-- Available records start --

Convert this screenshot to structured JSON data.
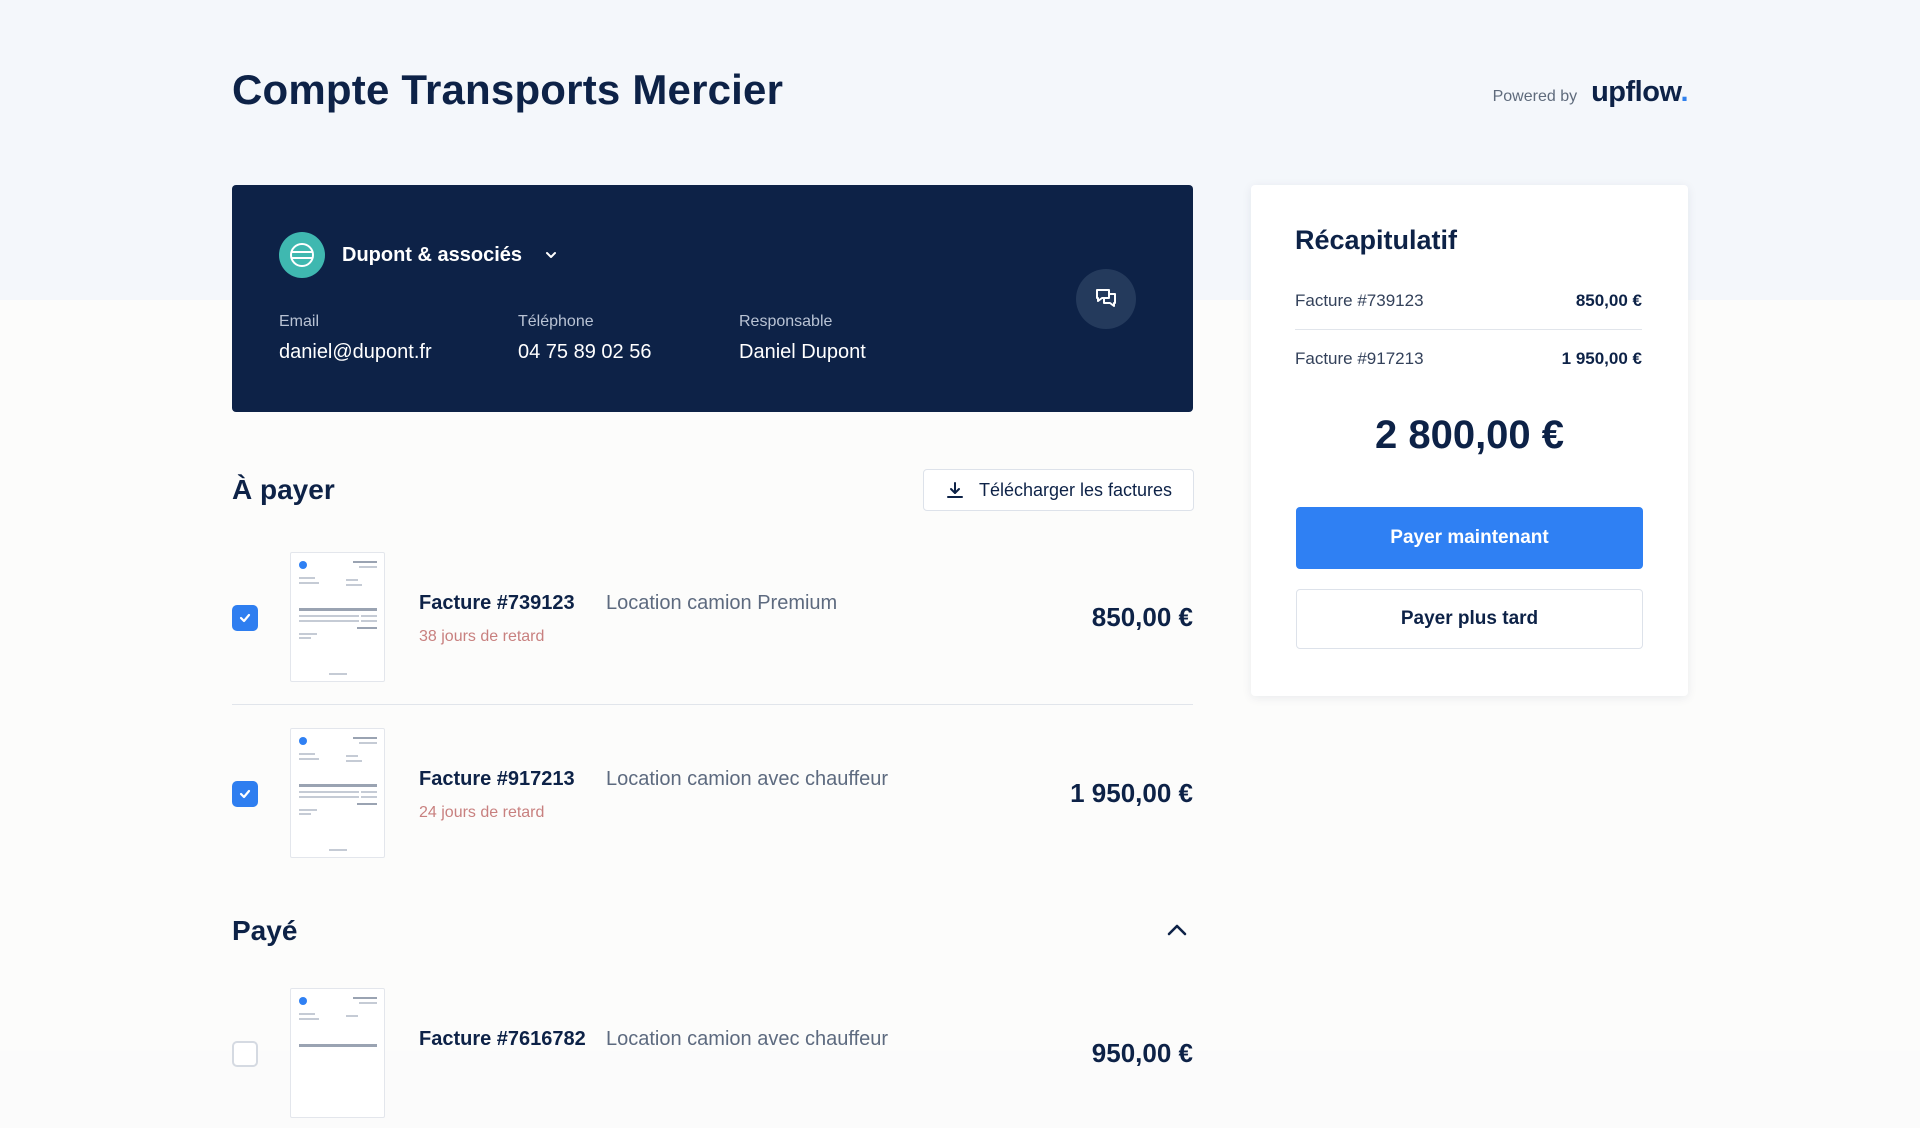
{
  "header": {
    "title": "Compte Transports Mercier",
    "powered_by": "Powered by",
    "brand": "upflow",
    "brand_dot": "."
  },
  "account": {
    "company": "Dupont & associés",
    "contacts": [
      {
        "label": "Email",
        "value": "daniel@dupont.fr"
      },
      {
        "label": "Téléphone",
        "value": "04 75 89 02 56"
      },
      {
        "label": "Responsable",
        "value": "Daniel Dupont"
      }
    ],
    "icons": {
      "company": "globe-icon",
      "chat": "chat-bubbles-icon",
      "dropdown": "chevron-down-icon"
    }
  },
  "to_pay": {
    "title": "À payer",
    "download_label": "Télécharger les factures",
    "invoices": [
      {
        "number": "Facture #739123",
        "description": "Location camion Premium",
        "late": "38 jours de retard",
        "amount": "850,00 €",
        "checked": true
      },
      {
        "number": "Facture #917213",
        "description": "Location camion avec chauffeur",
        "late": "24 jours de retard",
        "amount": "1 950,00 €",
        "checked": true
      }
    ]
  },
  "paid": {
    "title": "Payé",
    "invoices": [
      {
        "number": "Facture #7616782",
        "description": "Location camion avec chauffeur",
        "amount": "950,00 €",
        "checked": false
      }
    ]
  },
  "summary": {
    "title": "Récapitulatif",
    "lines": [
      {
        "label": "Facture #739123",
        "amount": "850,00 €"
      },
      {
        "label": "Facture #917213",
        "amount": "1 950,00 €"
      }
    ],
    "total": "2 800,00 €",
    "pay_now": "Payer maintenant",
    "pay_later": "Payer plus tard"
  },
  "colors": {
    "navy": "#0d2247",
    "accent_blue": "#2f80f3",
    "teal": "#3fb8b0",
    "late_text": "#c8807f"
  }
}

-- Available records end --

§ **Work to be completed**: All of the lines above should be printed exactly, minus the pictures.

§ **Correct output**:
Convert this screenshot to structured JSON data.
{
  "header": {
    "title": "Compte Transports Mercier",
    "powered_by": "Powered by",
    "brand": "upflow",
    "brand_dot": "."
  },
  "account": {
    "company": "Dupont & associés",
    "contacts": [
      {
        "label": "Email",
        "value": "daniel@dupont.fr"
      },
      {
        "label": "Téléphone",
        "value": "04 75 89 02 56"
      },
      {
        "label": "Responsable",
        "value": "Daniel Dupont"
      }
    ],
    "icons": {
      "company": "globe-icon",
      "chat": "chat-bubbles-icon",
      "dropdown": "chevron-down-icon"
    }
  },
  "to_pay": {
    "title": "À payer",
    "download_label": "Télécharger les factures",
    "invoices": [
      {
        "number": "Facture #739123",
        "description": "Location camion Premium",
        "late": "38 jours de retard",
        "amount": "850,00 €",
        "checked": true
      },
      {
        "number": "Facture #917213",
        "description": "Location camion avec chauffeur",
        "late": "24 jours de retard",
        "amount": "1 950,00 €",
        "checked": true
      }
    ]
  },
  "paid": {
    "title": "Payé",
    "invoices": [
      {
        "number": "Facture #7616782",
        "description": "Location camion avec chauffeur",
        "amount": "950,00 €",
        "checked": false
      }
    ]
  },
  "summary": {
    "title": "Récapitulatif",
    "lines": [
      {
        "label": "Facture #739123",
        "amount": "850,00 €"
      },
      {
        "label": "Facture #917213",
        "amount": "1 950,00 €"
      }
    ],
    "total": "2 800,00 €",
    "pay_now": "Payer maintenant",
    "pay_later": "Payer plus tard"
  },
  "colors": {
    "navy": "#0d2247",
    "accent_blue": "#2f80f3",
    "teal": "#3fb8b0",
    "late_text": "#c8807f"
  }
}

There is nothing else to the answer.